>> begin Given records

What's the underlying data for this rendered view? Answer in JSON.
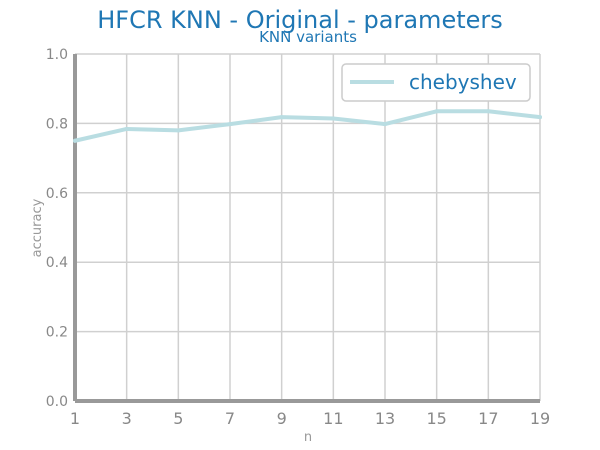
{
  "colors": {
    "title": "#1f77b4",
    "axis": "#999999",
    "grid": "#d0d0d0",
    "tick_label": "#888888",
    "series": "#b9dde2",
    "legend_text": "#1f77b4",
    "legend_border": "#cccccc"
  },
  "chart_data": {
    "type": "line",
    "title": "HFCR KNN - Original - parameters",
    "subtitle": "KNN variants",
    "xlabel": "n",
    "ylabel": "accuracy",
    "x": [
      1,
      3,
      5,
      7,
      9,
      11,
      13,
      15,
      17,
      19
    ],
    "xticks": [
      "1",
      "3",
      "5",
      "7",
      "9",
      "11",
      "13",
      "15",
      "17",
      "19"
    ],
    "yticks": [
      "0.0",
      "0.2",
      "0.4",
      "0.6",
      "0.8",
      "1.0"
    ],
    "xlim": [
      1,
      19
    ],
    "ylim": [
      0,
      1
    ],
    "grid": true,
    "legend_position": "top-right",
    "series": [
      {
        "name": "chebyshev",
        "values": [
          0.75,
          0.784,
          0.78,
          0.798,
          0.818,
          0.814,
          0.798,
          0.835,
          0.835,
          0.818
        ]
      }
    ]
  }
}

>> end Given records

» What is needed
Copy out the whole listing exactly, and don't carry over any pictures.

» Solution to this exercise
What's the underlying data for this rendered view? Answer in JSON.
{
  "colors": {
    "title": "#1f77b4",
    "axis": "#999999",
    "grid": "#d0d0d0",
    "tick_label": "#888888",
    "series": "#b9dde2",
    "legend_text": "#1f77b4",
    "legend_border": "#cccccc"
  },
  "chart_data": {
    "type": "line",
    "title": "HFCR KNN - Original - parameters",
    "subtitle": "KNN variants",
    "xlabel": "n",
    "ylabel": "accuracy",
    "x": [
      1,
      3,
      5,
      7,
      9,
      11,
      13,
      15,
      17,
      19
    ],
    "xticks": [
      "1",
      "3",
      "5",
      "7",
      "9",
      "11",
      "13",
      "15",
      "17",
      "19"
    ],
    "yticks": [
      "0.0",
      "0.2",
      "0.4",
      "0.6",
      "0.8",
      "1.0"
    ],
    "xlim": [
      1,
      19
    ],
    "ylim": [
      0,
      1
    ],
    "grid": true,
    "legend_position": "top-right",
    "series": [
      {
        "name": "chebyshev",
        "values": [
          0.75,
          0.784,
          0.78,
          0.798,
          0.818,
          0.814,
          0.798,
          0.835,
          0.835,
          0.818
        ]
      }
    ]
  }
}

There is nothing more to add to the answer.